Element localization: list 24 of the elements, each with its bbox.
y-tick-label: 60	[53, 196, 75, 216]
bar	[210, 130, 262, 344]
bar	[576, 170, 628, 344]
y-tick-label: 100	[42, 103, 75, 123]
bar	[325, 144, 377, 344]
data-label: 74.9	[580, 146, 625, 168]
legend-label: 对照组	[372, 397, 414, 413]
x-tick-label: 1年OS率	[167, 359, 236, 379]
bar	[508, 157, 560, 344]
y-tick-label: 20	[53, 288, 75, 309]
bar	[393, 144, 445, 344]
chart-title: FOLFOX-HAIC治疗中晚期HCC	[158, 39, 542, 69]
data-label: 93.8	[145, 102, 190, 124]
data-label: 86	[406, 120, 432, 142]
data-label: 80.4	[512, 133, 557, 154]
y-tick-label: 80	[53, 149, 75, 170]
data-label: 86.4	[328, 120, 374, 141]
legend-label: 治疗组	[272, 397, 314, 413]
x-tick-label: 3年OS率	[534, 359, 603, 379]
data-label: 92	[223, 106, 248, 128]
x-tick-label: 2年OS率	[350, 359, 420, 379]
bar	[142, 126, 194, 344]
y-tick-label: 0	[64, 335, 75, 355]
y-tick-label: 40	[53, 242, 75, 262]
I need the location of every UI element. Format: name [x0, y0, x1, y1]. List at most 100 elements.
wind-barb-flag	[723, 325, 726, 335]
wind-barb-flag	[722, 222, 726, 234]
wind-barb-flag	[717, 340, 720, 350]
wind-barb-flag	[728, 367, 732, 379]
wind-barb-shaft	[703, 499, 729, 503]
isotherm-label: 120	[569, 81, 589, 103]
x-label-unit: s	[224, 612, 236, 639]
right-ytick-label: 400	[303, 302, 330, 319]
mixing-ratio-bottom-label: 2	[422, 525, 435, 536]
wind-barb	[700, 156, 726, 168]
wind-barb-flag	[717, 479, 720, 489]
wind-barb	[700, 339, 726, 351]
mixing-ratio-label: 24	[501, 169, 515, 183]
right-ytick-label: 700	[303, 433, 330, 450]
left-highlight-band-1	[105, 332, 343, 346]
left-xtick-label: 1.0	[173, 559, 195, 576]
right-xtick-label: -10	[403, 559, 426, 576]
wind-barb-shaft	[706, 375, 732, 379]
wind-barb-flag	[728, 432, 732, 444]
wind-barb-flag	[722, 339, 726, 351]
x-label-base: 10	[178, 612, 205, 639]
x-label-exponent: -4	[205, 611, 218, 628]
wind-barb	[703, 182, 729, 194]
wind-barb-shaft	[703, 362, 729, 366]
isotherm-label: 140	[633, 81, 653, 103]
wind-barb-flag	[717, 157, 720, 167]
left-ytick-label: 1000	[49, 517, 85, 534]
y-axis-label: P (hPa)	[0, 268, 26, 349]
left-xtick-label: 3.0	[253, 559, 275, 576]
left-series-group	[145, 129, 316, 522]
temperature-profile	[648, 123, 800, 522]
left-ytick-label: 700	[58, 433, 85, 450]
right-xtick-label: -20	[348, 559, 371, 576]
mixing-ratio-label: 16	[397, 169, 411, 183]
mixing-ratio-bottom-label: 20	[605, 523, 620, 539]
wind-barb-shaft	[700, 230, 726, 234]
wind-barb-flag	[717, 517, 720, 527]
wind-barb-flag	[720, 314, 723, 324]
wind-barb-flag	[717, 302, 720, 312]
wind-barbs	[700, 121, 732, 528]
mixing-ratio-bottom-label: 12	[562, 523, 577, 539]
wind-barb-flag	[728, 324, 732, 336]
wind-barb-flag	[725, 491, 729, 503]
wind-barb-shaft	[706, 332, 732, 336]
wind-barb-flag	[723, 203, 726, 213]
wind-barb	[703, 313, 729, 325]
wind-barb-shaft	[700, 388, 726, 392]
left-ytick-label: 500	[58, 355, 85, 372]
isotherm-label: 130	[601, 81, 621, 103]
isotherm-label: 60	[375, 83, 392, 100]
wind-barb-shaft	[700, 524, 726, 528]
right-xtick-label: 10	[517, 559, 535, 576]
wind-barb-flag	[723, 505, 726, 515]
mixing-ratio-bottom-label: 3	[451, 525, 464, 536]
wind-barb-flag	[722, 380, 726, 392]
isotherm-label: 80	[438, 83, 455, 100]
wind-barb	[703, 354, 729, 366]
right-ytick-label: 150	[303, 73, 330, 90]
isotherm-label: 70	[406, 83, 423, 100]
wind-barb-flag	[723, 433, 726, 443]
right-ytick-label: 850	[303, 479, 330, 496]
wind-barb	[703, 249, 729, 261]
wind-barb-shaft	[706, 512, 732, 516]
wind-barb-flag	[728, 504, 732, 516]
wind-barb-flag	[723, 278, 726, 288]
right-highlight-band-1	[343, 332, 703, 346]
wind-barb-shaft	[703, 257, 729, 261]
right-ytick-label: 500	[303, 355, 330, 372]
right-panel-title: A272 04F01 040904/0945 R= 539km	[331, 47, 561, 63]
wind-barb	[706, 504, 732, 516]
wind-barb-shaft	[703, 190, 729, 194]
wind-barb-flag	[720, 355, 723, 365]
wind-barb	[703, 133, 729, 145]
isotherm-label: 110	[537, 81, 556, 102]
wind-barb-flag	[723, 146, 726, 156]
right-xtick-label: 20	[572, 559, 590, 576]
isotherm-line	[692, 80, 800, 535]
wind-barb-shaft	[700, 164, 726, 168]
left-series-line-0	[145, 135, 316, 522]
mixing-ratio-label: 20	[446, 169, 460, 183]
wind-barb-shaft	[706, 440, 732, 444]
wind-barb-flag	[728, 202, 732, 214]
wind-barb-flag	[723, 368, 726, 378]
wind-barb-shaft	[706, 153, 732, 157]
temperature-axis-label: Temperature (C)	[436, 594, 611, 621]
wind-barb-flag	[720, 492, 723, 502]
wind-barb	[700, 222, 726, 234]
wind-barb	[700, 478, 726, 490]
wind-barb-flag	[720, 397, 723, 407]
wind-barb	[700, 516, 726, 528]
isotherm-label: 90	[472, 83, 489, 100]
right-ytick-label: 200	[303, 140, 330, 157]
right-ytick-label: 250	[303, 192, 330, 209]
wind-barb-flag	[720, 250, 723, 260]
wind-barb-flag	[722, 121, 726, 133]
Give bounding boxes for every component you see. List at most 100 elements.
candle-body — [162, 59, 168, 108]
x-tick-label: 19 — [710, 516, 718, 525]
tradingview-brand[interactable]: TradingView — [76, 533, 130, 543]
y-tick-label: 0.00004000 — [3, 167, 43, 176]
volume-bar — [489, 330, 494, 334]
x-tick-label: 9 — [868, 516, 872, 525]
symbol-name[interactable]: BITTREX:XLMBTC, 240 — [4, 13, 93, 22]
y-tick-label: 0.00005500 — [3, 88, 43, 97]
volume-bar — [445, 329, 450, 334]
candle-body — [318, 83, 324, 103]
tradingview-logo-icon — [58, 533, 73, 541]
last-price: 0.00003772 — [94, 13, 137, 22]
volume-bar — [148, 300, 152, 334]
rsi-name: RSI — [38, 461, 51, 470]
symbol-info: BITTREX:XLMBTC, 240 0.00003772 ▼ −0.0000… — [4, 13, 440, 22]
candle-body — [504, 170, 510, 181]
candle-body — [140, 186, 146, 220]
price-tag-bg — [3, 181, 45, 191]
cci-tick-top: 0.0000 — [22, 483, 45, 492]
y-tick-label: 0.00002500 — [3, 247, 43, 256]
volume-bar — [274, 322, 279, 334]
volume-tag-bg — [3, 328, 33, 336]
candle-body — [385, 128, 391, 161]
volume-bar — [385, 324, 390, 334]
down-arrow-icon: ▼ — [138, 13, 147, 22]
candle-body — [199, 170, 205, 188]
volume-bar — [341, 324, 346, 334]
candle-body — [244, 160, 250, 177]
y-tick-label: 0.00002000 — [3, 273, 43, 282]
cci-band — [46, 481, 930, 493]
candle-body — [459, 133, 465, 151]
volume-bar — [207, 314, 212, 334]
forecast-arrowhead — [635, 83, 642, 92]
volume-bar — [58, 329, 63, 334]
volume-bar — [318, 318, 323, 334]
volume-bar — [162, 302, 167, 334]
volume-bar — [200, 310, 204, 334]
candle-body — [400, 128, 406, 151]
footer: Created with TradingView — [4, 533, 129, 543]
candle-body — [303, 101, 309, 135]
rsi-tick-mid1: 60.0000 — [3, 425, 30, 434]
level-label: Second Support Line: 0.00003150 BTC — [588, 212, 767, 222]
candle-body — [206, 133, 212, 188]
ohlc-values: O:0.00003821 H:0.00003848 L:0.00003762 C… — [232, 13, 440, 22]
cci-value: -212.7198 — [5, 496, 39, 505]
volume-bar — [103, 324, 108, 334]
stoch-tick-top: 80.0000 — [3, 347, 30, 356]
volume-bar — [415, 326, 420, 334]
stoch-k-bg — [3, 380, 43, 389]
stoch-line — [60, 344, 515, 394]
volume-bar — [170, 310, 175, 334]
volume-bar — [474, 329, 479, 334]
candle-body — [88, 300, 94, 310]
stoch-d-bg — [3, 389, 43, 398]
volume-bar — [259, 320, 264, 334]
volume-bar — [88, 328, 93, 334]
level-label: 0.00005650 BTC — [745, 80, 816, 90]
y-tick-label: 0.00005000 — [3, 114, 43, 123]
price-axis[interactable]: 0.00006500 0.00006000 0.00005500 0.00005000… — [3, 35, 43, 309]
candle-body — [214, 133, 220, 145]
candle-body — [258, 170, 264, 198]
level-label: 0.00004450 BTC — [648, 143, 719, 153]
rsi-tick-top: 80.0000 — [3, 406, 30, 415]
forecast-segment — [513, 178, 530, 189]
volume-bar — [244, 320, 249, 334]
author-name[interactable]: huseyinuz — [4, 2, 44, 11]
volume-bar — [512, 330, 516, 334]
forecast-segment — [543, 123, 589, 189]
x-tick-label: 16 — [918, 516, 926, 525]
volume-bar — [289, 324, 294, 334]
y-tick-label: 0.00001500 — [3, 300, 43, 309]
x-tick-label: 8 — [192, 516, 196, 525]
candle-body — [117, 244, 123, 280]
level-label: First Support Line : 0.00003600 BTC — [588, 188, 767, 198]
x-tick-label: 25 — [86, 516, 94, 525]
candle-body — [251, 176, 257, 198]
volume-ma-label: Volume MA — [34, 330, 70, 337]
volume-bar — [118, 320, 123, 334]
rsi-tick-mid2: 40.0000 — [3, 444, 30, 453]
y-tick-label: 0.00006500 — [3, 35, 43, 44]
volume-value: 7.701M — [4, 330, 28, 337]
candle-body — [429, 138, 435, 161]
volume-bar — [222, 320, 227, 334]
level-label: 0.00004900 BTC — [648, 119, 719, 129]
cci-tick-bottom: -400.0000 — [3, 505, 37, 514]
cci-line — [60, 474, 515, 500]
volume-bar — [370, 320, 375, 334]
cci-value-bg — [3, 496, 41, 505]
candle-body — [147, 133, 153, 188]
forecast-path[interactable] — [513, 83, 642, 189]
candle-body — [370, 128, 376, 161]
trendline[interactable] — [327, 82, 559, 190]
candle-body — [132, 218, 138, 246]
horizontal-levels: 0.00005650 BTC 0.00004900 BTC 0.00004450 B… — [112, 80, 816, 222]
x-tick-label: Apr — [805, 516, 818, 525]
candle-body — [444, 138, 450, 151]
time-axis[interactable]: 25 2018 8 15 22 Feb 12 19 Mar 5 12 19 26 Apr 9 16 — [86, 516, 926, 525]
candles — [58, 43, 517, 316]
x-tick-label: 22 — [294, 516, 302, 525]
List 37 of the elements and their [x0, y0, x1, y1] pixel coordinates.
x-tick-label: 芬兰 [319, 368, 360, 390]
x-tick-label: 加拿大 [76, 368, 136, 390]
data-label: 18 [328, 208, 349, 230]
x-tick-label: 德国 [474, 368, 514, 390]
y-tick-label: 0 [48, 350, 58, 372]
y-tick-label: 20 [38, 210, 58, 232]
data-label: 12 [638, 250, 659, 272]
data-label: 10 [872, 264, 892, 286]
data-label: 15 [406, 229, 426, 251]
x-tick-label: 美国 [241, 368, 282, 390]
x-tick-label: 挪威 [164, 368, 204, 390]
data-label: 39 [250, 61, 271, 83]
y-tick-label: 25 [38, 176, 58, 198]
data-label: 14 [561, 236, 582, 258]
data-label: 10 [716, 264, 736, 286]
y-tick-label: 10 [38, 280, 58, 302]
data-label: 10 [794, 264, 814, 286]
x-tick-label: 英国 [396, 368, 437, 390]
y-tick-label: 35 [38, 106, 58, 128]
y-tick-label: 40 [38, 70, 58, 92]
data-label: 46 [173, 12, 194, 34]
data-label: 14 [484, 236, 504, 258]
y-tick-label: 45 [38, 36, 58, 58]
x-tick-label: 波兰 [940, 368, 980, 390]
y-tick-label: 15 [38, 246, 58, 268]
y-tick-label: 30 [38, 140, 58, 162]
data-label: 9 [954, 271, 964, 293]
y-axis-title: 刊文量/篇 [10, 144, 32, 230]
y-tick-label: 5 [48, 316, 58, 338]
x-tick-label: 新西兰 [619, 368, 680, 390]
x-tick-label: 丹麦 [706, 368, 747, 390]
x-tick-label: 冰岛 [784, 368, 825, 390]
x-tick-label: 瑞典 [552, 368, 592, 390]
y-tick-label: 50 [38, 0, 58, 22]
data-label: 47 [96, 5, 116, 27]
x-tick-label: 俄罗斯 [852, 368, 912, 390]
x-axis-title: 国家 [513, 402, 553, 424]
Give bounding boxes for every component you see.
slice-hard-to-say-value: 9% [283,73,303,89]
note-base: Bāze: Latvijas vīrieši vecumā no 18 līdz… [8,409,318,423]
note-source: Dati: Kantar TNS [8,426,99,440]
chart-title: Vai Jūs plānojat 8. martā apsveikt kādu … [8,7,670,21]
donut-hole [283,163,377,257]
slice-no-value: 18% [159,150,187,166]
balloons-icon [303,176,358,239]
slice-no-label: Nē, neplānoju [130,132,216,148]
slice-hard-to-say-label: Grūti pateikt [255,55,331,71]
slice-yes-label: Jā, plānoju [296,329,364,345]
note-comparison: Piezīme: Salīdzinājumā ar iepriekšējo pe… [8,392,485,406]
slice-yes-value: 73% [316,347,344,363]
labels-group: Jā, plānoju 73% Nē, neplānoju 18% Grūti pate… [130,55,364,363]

Problem to solve:
Reproduce word for word the lines of the items above, from the very first line through the line that contains "397, 414, 413]", including both. Give nothing else.

Written answer:
Element localization: list 24 of the elements, each with its bbox.
y-tick-label: 60	[53, 196, 75, 216]
bar	[210, 130, 262, 344]
bar	[576, 170, 628, 344]
y-tick-label: 100	[42, 103, 75, 123]
bar	[325, 144, 377, 344]
data-label: 74.9	[580, 146, 625, 168]
legend-label: 对照组	[372, 397, 414, 413]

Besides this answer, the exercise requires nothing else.